• [Problem to solve]: Extract the full listing below without altering a single character.

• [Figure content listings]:
START

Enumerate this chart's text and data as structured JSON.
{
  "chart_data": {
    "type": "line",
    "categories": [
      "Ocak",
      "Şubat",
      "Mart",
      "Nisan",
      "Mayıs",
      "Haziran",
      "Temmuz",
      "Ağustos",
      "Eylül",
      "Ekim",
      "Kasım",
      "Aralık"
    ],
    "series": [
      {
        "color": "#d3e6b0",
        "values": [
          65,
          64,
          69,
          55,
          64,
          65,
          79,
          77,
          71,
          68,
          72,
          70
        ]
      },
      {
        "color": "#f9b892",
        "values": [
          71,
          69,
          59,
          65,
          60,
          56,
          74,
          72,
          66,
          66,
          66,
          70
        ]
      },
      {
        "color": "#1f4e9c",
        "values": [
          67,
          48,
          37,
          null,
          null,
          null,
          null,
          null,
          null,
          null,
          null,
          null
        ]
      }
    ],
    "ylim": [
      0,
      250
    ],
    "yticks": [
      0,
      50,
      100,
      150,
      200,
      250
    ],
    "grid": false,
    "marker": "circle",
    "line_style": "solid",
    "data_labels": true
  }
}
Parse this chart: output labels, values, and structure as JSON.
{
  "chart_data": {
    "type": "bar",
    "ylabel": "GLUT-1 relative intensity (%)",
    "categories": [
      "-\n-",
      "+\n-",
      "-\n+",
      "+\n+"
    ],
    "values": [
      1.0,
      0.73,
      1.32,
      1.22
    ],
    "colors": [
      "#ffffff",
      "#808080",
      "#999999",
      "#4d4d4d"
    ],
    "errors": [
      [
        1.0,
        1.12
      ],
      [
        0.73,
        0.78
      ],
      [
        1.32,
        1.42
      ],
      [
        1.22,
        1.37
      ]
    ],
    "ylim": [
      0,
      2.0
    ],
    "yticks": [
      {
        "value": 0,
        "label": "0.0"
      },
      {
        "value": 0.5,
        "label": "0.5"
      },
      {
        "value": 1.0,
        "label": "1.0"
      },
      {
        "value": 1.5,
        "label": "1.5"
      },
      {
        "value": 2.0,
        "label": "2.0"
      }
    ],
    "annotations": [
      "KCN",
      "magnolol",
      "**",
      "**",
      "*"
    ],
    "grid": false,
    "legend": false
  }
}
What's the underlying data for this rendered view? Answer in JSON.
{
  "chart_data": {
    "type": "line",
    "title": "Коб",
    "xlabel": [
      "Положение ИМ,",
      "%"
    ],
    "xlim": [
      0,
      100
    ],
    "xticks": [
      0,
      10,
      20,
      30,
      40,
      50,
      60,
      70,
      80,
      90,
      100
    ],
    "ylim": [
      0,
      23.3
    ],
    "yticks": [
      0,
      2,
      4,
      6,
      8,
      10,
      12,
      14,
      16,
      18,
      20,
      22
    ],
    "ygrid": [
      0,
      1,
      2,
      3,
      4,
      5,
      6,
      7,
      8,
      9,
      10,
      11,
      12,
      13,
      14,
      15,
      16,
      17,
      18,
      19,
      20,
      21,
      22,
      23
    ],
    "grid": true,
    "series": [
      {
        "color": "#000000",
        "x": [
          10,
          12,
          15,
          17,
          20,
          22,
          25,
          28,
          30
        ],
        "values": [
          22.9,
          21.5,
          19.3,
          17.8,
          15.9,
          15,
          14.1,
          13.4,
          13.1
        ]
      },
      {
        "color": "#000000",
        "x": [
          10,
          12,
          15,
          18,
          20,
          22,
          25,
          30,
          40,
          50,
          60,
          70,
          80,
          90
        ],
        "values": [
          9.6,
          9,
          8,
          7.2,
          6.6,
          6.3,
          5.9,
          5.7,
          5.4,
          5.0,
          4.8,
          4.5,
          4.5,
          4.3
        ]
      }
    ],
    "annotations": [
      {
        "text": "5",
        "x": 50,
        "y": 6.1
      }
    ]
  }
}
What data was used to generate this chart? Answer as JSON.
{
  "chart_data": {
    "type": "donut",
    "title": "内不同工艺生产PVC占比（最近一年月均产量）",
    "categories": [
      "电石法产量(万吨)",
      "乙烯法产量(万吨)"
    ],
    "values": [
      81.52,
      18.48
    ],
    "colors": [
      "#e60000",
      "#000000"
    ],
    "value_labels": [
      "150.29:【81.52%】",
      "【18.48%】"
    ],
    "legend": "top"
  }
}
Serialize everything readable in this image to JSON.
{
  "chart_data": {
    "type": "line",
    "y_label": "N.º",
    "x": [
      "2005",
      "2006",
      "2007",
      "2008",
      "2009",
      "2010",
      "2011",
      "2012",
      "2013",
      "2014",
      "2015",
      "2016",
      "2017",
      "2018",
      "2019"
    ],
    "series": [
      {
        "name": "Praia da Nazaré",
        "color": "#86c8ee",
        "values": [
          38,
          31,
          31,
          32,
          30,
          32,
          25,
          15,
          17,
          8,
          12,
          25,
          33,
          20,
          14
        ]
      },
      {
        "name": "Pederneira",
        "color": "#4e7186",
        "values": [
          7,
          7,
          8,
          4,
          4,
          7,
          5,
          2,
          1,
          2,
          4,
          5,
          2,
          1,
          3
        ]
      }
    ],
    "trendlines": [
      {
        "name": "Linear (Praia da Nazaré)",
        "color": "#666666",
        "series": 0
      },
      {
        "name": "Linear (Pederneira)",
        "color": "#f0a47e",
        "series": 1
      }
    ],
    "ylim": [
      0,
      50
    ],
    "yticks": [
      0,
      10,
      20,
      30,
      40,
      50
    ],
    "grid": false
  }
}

END

• [Solution below]:
Enumerate this chart's text and data as structured JSON.
{
  "chart_data": {
    "type": "line",
    "categories": [
      "Ocak",
      "Şubat",
      "Mart",
      "Nisan",
      "Mayıs",
      "Haziran",
      "Temmuz",
      "Ağustos",
      "Eylül",
      "Ekim",
      "Kasım",
      "Aralık"
    ],
    "series": [
      {
        "color": "#d3e6b0",
        "values": [
          65,
          64,
          69,
          55,
          64,
          65,
          79,
          77,
          71,
          68,
          72,
          70
        ]
      },
      {
        "color": "#f9b892",
        "values": [
          71,
          69,
          59,
          65,
          60,
          56,
          74,
          72,
          66,
          66,
          66,
          70
        ]
      },
      {
        "color": "#1f4e9c",
        "values": [
          67,
          48,
          37,
          null,
          null,
          null,
          null,
          null,
          null,
          null,
          null,
          null
        ]
      }
    ],
    "ylim": [
      0,
      250
    ],
    "yticks": [
      0,
      50,
      100,
      150,
      200,
      250
    ],
    "grid": false,
    "marker": "circle",
    "line_style": "solid",
    "data_labels": true
  }
}
Parse this chart: output labels, values, and structure as JSON.
{
  "chart_data": {
    "type": "bar",
    "ylabel": "GLUT-1 relative intensity (%)",
    "categories": [
      "-\n-",
      "+\n-",
      "-\n+",
      "+\n+"
    ],
    "values": [
      1.0,
      0.73,
      1.32,
      1.22
    ],
    "colors": [
      "#ffffff",
      "#808080",
      "#999999",
      "#4d4d4d"
    ],
    "errors": [
      [
        1.0,
        1.12
      ],
      [
        0.73,
        0.78
      ],
      [
        1.32,
        1.42
      ],
      [
        1.22,
        1.37
      ]
    ],
    "ylim": [
      0,
      2.0
    ],
    "yticks": [
      {
        "value": 0,
        "label": "0.0"
      },
      {
        "value": 0.5,
        "label": "0.5"
      },
      {
        "value": 1.0,
        "label": "1.0"
      },
      {
        "value": 1.5,
        "label": "1.5"
      },
      {
        "value": 2.0,
        "label": "2.0"
      }
    ],
    "annotations": [
      "KCN",
      "magnolol",
      "**",
      "**",
      "*"
    ],
    "grid": false,
    "legend": false
  }
}
What's the underlying data for this rendered view? Answer in JSON.
{
  "chart_data": {
    "type": "line",
    "title": "Коб",
    "xlabel": [
      "Положение ИМ,",
      "%"
    ],
    "xlim": [
      0,
      100
    ],
    "xticks": [
      0,
      10,
      20,
      30,
      40,
      50,
      60,
      70,
      80,
      90,
      100
    ],
    "ylim": [
      0,
      23.3
    ],
    "yticks": [
      0,
      2,
      4,
      6,
      8,
      10,
      12,
      14,
      16,
      18,
      20,
      22
    ],
    "ygrid": [
      0,
      1,
      2,
      3,
      4,
      5,
      6,
      7,
      8,
      9,
      10,
      11,
      12,
      13,
      14,
      15,
      16,
      17,
      18,
      19,
      20,
      21,
      22,
      23
    ],
    "grid": true,
    "series": [
      {
        "color": "#000000",
        "x": [
          10,
          12,
          15,
          17,
          20,
          22,
          25,
          28,
          30
        ],
        "values": [
          22.9,
          21.5,
          19.3,
          17.8,
          15.9,
          15,
          14.1,
          13.4,
          13.1
        ]
      },
      {
        "color": "#000000",
        "x": [
          10,
          12,
          15,
          18,
          20,
          22,
          25,
          30,
          40,
          50,
          60,
          70,
          80,
          90
        ],
        "values": [
          9.6,
          9,
          8,
          7.2,
          6.6,
          6.3,
          5.9,
          5.7,
          5.4,
          5.0,
          4.8,
          4.5,
          4.5,
          4.3
        ]
      }
    ],
    "annotations": [
      {
        "text": "5",
        "x": 50,
        "y": 6.1
      }
    ]
  }
}
What data was used to generate this chart? Answer as JSON.
{
  "chart_data": {
    "type": "donut",
    "title": "内不同工艺生产PVC占比（最近一年月均产量）",
    "categories": [
      "电石法产量(万吨)",
      "乙烯法产量(万吨)"
    ],
    "values": [
      81.52,
      18.48
    ],
    "colors": [
      "#e60000",
      "#000000"
    ],
    "value_labels": [
      "150.29:【81.52%】",
      "【18.48%】"
    ],
    "legend": "top"
  }
}
Serialize everything readable in this image to JSON.
{
  "chart_data": {
    "type": "line",
    "y_label": "N.º",
    "x": [
      "2005",
      "2006",
      "2007",
      "2008",
      "2009",
      "2010",
      "2011",
      "2012",
      "2013",
      "2014",
      "2015",
      "2016",
      "2017",
      "2018",
      "2019"
    ],
    "series": [
      {
        "name": "Praia da Nazaré",
        "color": "#86c8ee",
        "values": [
          38,
          31,
          31,
          32,
          30,
          32,
          25,
          15,
          17,
          8,
          12,
          25,
          33,
          20,
          14
        ]
      },
      {
        "name": "Pederneira",
        "color": "#4e7186",
        "values": [
          7,
          7,
          8,
          4,
          4,
          7,
          5,
          2,
          1,
          2,
          4,
          5,
          2,
          1,
          3
        ]
      }
    ],
    "trendlines": [
      {
        "name": "Linear (Praia da Nazaré)",
        "color": "#666666",
        "series": 0
      },
      {
        "name": "Linear (Pederneira)",
        "color": "#f0a47e",
        "series": 1
      }
    ],
    "ylim": [
      0,
      50
    ],
    "yticks": [
      0,
      10,
      20,
      30,
      40,
      50
    ],
    "grid": false
  }
}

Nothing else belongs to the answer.